Instruction:
Copy down every line where the string "联邦宪法" shows up.

Information provided:
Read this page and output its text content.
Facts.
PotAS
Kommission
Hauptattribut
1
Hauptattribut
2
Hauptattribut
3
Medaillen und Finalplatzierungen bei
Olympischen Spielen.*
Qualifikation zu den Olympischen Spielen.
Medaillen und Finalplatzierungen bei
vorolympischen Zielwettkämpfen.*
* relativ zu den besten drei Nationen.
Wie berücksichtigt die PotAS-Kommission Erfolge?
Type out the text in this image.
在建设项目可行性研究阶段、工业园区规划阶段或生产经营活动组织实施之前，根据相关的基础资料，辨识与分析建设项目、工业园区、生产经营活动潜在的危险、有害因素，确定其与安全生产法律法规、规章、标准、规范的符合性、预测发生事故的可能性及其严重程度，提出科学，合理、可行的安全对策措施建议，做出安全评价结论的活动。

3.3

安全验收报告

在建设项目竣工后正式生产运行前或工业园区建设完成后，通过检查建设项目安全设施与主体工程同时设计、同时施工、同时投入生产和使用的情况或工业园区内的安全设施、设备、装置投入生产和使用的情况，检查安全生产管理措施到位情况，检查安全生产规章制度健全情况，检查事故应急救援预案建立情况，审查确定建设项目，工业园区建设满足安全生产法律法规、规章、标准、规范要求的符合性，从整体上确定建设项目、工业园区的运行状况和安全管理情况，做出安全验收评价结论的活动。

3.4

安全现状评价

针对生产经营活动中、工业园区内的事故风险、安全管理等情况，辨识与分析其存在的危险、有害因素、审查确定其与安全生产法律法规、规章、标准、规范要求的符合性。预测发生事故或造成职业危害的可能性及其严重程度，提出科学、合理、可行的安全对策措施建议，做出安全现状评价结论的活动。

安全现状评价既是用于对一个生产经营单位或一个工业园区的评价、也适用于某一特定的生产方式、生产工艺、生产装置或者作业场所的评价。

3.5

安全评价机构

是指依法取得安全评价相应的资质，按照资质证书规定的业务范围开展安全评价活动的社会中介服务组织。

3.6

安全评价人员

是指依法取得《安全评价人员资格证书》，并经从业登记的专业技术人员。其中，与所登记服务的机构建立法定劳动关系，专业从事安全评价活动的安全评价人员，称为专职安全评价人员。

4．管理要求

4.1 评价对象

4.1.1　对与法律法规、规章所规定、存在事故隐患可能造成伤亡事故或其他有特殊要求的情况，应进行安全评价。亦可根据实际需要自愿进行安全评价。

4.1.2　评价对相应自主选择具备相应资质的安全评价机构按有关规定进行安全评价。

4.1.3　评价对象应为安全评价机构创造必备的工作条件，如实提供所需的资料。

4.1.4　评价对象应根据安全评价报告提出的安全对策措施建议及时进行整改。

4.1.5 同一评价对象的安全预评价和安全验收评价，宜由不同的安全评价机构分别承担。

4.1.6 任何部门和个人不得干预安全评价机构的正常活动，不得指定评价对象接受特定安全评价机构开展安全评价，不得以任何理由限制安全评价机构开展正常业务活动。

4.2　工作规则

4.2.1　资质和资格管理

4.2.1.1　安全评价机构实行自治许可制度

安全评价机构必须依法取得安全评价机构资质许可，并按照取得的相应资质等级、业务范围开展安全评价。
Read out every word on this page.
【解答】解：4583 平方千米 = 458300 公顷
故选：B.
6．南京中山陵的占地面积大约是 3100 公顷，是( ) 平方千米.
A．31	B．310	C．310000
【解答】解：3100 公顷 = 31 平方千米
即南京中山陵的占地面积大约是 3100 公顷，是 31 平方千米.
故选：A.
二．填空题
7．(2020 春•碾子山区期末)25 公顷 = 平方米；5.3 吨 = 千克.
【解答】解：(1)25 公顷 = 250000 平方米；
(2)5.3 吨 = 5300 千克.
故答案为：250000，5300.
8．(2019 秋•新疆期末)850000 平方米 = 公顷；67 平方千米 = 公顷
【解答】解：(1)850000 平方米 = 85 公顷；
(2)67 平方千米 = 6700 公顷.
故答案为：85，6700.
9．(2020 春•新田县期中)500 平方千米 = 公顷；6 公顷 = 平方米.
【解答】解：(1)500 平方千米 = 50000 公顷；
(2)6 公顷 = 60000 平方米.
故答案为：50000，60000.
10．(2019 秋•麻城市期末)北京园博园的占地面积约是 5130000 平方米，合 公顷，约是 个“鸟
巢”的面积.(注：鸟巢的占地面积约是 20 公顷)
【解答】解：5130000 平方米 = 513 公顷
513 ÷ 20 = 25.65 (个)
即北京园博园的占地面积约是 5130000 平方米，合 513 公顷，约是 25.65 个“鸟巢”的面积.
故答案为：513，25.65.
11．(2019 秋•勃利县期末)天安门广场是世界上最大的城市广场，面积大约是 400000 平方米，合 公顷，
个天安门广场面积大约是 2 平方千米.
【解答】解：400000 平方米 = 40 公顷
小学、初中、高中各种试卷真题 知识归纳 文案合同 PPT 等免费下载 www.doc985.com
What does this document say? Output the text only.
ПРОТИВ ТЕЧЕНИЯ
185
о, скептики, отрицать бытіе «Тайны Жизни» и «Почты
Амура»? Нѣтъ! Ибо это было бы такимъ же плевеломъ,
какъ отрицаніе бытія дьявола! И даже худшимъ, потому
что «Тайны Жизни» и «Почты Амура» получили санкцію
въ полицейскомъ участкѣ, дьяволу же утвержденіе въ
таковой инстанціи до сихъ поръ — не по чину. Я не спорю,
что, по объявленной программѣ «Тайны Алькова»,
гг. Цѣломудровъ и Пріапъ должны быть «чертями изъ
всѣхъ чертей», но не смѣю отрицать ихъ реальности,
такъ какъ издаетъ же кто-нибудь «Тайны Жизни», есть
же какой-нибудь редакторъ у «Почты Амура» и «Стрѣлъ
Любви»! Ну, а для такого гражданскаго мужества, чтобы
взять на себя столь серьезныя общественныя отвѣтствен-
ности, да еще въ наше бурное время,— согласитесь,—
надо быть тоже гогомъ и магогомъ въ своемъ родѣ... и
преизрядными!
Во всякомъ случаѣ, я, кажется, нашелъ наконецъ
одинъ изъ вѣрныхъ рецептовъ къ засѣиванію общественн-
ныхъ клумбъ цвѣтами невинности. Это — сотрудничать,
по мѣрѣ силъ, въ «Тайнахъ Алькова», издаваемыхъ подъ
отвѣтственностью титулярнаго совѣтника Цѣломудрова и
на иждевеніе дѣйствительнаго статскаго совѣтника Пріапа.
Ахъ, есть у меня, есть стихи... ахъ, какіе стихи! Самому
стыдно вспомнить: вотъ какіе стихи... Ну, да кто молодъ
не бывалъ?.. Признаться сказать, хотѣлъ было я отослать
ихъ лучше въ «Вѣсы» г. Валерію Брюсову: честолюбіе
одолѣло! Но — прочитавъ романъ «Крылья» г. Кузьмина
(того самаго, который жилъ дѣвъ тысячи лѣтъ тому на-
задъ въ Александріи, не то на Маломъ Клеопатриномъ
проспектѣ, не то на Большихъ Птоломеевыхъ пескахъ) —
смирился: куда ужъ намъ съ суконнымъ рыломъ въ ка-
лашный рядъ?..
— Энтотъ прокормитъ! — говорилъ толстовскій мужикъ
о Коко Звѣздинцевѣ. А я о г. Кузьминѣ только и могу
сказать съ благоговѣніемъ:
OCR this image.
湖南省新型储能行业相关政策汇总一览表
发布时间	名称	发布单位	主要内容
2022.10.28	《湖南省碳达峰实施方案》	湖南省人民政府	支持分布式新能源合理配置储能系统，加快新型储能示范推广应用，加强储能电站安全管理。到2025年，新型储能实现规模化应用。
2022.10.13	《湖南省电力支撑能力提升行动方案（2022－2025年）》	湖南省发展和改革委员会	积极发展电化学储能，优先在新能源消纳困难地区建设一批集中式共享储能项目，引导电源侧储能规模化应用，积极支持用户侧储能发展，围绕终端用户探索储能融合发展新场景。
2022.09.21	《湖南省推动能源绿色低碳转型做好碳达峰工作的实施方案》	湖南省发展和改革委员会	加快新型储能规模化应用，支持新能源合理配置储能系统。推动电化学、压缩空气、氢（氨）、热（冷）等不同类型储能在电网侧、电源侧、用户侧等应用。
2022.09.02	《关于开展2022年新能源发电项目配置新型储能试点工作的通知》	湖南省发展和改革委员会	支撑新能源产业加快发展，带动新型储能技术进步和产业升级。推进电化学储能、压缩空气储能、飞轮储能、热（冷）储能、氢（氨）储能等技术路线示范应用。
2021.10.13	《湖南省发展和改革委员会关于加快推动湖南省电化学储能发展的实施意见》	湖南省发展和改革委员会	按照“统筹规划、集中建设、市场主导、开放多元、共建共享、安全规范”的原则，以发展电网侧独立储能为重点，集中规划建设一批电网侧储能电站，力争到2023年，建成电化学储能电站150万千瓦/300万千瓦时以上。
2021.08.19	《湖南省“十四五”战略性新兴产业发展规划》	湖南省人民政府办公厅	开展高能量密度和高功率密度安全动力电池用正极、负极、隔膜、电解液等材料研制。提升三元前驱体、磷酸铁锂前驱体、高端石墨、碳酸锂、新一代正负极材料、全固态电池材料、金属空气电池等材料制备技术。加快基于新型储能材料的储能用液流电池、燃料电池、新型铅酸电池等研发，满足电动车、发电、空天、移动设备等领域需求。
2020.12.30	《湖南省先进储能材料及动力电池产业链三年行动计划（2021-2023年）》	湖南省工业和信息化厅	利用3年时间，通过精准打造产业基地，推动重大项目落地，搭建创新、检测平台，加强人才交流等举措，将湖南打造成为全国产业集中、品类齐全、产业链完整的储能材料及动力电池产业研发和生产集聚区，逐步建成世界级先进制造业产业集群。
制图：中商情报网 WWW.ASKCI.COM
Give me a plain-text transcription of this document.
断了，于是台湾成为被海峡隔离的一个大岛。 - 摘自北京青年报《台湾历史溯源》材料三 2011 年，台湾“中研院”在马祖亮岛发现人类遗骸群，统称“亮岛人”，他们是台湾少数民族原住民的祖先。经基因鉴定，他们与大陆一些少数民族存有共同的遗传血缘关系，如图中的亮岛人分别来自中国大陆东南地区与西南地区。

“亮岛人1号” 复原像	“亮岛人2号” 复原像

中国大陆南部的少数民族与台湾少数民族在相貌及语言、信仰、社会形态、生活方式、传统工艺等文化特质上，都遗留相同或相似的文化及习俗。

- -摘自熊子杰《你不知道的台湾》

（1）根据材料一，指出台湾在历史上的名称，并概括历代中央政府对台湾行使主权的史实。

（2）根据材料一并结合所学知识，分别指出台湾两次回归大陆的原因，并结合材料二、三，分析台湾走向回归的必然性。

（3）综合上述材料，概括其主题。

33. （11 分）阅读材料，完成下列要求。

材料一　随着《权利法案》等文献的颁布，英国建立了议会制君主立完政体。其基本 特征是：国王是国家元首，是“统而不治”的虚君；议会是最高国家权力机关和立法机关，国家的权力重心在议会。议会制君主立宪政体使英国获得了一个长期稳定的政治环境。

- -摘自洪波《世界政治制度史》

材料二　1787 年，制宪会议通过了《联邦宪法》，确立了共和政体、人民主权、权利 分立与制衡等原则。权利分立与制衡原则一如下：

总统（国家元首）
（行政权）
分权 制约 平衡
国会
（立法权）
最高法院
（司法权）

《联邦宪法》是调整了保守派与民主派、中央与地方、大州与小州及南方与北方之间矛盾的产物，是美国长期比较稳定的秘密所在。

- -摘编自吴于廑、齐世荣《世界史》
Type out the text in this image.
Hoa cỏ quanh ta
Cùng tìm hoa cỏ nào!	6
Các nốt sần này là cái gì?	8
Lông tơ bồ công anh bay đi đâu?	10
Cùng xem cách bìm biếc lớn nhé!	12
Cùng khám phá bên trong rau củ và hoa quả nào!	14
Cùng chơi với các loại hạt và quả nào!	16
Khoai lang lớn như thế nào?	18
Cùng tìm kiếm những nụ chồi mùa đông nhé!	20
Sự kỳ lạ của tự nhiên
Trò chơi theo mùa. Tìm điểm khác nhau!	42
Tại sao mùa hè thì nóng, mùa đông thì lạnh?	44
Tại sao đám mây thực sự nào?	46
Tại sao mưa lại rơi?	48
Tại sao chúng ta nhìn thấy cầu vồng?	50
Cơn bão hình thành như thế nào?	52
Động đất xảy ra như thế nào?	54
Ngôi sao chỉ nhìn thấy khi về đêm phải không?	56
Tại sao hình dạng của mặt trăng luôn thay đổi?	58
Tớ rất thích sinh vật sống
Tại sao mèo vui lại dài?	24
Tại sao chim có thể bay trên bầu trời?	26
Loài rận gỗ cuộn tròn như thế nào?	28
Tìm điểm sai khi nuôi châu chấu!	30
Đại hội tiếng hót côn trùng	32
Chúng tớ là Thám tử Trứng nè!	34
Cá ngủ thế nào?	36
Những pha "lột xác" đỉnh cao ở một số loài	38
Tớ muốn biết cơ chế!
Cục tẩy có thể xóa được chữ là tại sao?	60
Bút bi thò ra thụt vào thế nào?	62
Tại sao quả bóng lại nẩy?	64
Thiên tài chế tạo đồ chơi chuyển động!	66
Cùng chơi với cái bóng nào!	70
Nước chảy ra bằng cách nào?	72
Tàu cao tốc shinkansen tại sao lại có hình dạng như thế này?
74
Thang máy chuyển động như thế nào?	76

Result of this task:
材料二　1787 年，制宪会议通过了《联邦宪法》，确立了共和政体、人民主权、权利 分立与制衡等原则。权利分立与制衡原则一如下：
《联邦宪法》是调整了保守派与民主派、中央与地方、大州与小州及南方与北方之间矛盾的产物，是美国长期比较稳定的秘密所在。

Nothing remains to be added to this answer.